### Problem
Output the material word for word. Leave each picture out.

### Given records

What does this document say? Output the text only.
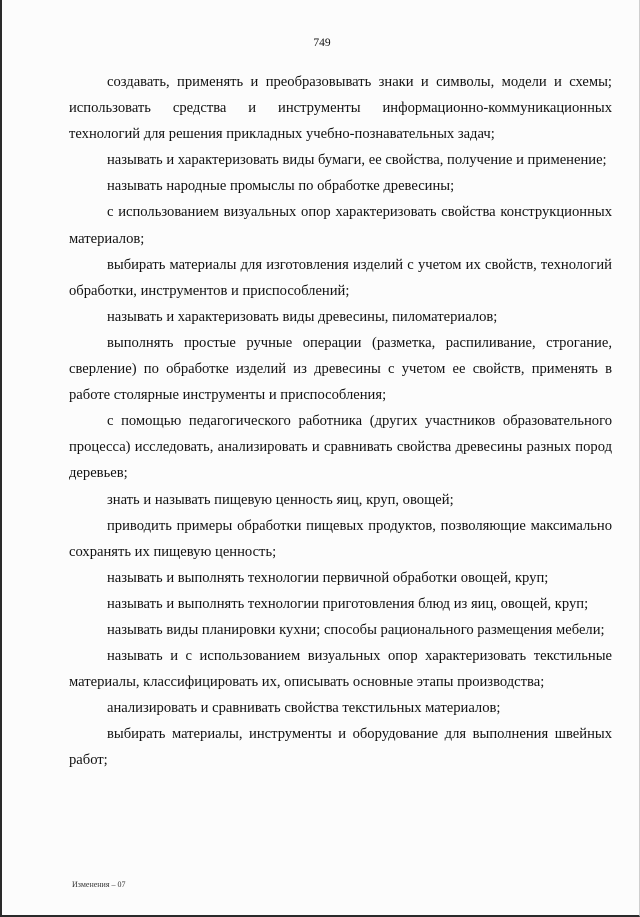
749

создавать, применять и преобразовывать знаки и символы, модели и схемы; использовать средства и инструменты информационно-коммуникационных технологий для решения прикладных учебно-познавательных задач;

называть и характеризовать виды бумаги, ее свойства, получение и применение;

называть народные промыслы по обработке древесины;

с использованием визуальных опор характеризовать свойства конструкционных материалов;

выбирать материалы для изготовления изделий с учетом их свойств, технологий обработки, инструментов и приспособлений;

называть и характеризовать виды древесины, пиломатериалов;

выполнять простые ручные операции (разметка, распиливание, строгание, сверление) по обработке изделий из древесины с учетом ее свойств, применять в работе столярные инструменты и приспособления;

с помощью педагогического работника (других участников образовательного процесса) исследовать, анализировать и сравнивать свойства древесины разных пород деревьев;

знать и называть пищевую ценность яиц, круп, овощей;

приводить примеры обработки пищевых продуктов, позволяющие максимально сохранять их пищевую ценность;

называть и выполнять технологии первичной обработки овощей, круп;

называть и выполнять технологии приготовления блюд из яиц, овощей, круп;

называть виды планировки кухни; способы рационального размещения мебели;

называть и с использованием визуальных опор характеризовать текстильные материалы, классифицировать их, описывать основные этапы производства;

анализировать и сравнивать свойства текстильных материалов;

выбирать материалы, инструменты и оборудование для выполнения швейных работ;

Изменения – 07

### Correct result
What does this document say? Output the text only.
749

создавать, применять и преобразовывать знаки и символы, модели и схемы; использовать средства и инструменты информационно-коммуникационных технологий для решения прикладных учебно-познавательных задач;

называть и характеризовать виды бумаги, ее свойства, получение и применение;

называть народные промыслы по обработке древесины;

с использованием визуальных опор характеризовать свойства конструкционных материалов;

выбирать материалы для изготовления изделий с учетом их свойств, технологий обработки, инструментов и приспособлений;

называть и характеризовать виды древесины, пиломатериалов;

выполнять простые ручные операции (разметка, распиливание, строгание, сверление) по обработке изделий из древесины с учетом ее свойств, применять в работе столярные инструменты и приспособления;

с помощью педагогического работника (других участников образовательного процесса) исследовать, анализировать и сравнивать свойства древесины разных пород деревьев;

знать и называть пищевую ценность яиц, круп, овощей;

приводить примеры обработки пищевых продуктов, позволяющие максимально сохранять их пищевую ценность;

называть и выполнять технологии первичной обработки овощей, круп;

называть и выполнять технологии приготовления блюд из яиц, овощей, круп;

называть виды планировки кухни; способы рационального размещения мебели;

называть и с использованием визуальных опор характеризовать текстильные материалы, классифицировать их, описывать основные этапы производства;

анализировать и сравнивать свойства текстильных материалов;

выбирать материалы, инструменты и оборудование для выполнения швейных работ;

Изменения – 07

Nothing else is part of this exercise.